- Exercise
Carry none of the pictures over; write out the complete data exactly.

- Working data
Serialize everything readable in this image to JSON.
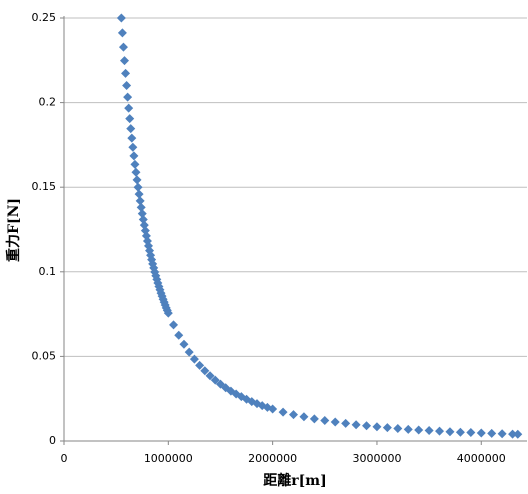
{
  "chart_data": {
    "type": "scatter",
    "x_label": "距離r[m]",
    "y_label": "重力F[N]",
    "xlim": [
      0,
      4400000
    ],
    "xticks": [
      0,
      1000000,
      2000000,
      3000000,
      4000000
    ],
    "ylim": [
      0,
      0.25
    ],
    "yticks": [
      0,
      0.05,
      0.1,
      0.15,
      0.2,
      0.25
    ],
    "grid": true,
    "series": [
      {
        "color": "#4f81bd",
        "x": [
          550000,
          560000,
          570000,
          580000,
          590000,
          600000,
          610000,
          620000,
          630000,
          640000,
          650000,
          660000,
          670000,
          680000,
          690000,
          700000,
          710000,
          720000,
          730000,
          740000,
          750000,
          760000,
          770000,
          780000,
          790000,
          800000,
          810000,
          820000,
          830000,
          840000,
          850000,
          860000,
          870000,
          880000,
          890000,
          900000,
          910000,
          920000,
          930000,
          940000,
          950000,
          960000,
          970000,
          980000,
          990000,
          1000000,
          1050000,
          1100000,
          1150000,
          1200000,
          1250000,
          1300000,
          1350000,
          1400000,
          1450000,
          1500000,
          1550000,
          1600000,
          1650000,
          1700000,
          1750000,
          1800000,
          1850000,
          1900000,
          1950000,
          2000000,
          2100000,
          2200000,
          2300000,
          2400000,
          2500000,
          2600000,
          2700000,
          2800000,
          2900000,
          3000000,
          3100000,
          3200000,
          3300000,
          3400000,
          3500000,
          3600000,
          3700000,
          3800000,
          3900000,
          4000000,
          4100000,
          4200000,
          4300000,
          4350000
        ],
        "values": [
          0.25,
          0.2412,
          0.2328,
          0.2248,
          0.2173,
          0.2101,
          0.2032,
          0.1967,
          0.1905,
          0.1846,
          0.179,
          0.1736,
          0.1685,
          0.1635,
          0.1588,
          0.1543,
          0.15,
          0.1459,
          0.1419,
          0.1381,
          0.1344,
          0.1309,
          0.1276,
          0.1243,
          0.1212,
          0.1182,
          0.1153,
          0.1125,
          0.1098,
          0.1072,
          0.1047,
          0.1023,
          0.0999,
          0.0977,
          0.0955,
          0.0934,
          0.0913,
          0.0894,
          0.0874,
          0.0856,
          0.0838,
          0.0821,
          0.0804,
          0.0787,
          0.0772,
          0.0756,
          0.0686,
          0.0625,
          0.0572,
          0.0525,
          0.0484,
          0.0447,
          0.0415,
          0.0386,
          0.036,
          0.0336,
          0.0315,
          0.0295,
          0.0278,
          0.0262,
          0.0247,
          0.0233,
          0.0221,
          0.0209,
          0.0199,
          0.0189,
          0.0171,
          0.0156,
          0.0143,
          0.0131,
          0.0121,
          0.0112,
          0.0104,
          0.0096,
          0.009,
          0.0084,
          0.0079,
          0.0074,
          0.0069,
          0.0065,
          0.0062,
          0.0058,
          0.0055,
          0.0052,
          0.005,
          0.0047,
          0.0045,
          0.0043,
          0.0041,
          0.004
        ]
      }
    ]
  }
}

- Answer in full
Serialize everything readable in this image to JSON.
{
  "chart_data": {
    "type": "scatter",
    "x_label": "距離r[m]",
    "y_label": "重力F[N]",
    "xlim": [
      0,
      4400000
    ],
    "xticks": [
      0,
      1000000,
      2000000,
      3000000,
      4000000
    ],
    "ylim": [
      0,
      0.25
    ],
    "yticks": [
      0,
      0.05,
      0.1,
      0.15,
      0.2,
      0.25
    ],
    "grid": true,
    "series": [
      {
        "color": "#4f81bd",
        "x": [
          550000,
          560000,
          570000,
          580000,
          590000,
          600000,
          610000,
          620000,
          630000,
          640000,
          650000,
          660000,
          670000,
          680000,
          690000,
          700000,
          710000,
          720000,
          730000,
          740000,
          750000,
          760000,
          770000,
          780000,
          790000,
          800000,
          810000,
          820000,
          830000,
          840000,
          850000,
          860000,
          870000,
          880000,
          890000,
          900000,
          910000,
          920000,
          930000,
          940000,
          950000,
          960000,
          970000,
          980000,
          990000,
          1000000,
          1050000,
          1100000,
          1150000,
          1200000,
          1250000,
          1300000,
          1350000,
          1400000,
          1450000,
          1500000,
          1550000,
          1600000,
          1650000,
          1700000,
          1750000,
          1800000,
          1850000,
          1900000,
          1950000,
          2000000,
          2100000,
          2200000,
          2300000,
          2400000,
          2500000,
          2600000,
          2700000,
          2800000,
          2900000,
          3000000,
          3100000,
          3200000,
          3300000,
          3400000,
          3500000,
          3600000,
          3700000,
          3800000,
          3900000,
          4000000,
          4100000,
          4200000,
          4300000,
          4350000
        ],
        "values": [
          0.25,
          0.2412,
          0.2328,
          0.2248,
          0.2173,
          0.2101,
          0.2032,
          0.1967,
          0.1905,
          0.1846,
          0.179,
          0.1736,
          0.1685,
          0.1635,
          0.1588,
          0.1543,
          0.15,
          0.1459,
          0.1419,
          0.1381,
          0.1344,
          0.1309,
          0.1276,
          0.1243,
          0.1212,
          0.1182,
          0.1153,
          0.1125,
          0.1098,
          0.1072,
          0.1047,
          0.1023,
          0.0999,
          0.0977,
          0.0955,
          0.0934,
          0.0913,
          0.0894,
          0.0874,
          0.0856,
          0.0838,
          0.0821,
          0.0804,
          0.0787,
          0.0772,
          0.0756,
          0.0686,
          0.0625,
          0.0572,
          0.0525,
          0.0484,
          0.0447,
          0.0415,
          0.0386,
          0.036,
          0.0336,
          0.0315,
          0.0295,
          0.0278,
          0.0262,
          0.0247,
          0.0233,
          0.0221,
          0.0209,
          0.0199,
          0.0189,
          0.0171,
          0.0156,
          0.0143,
          0.0131,
          0.0121,
          0.0112,
          0.0104,
          0.0096,
          0.009,
          0.0084,
          0.0079,
          0.0074,
          0.0069,
          0.0065,
          0.0062,
          0.0058,
          0.0055,
          0.0052,
          0.005,
          0.0047,
          0.0045,
          0.0043,
          0.0041,
          0.004
        ]
      }
    ]
  }
}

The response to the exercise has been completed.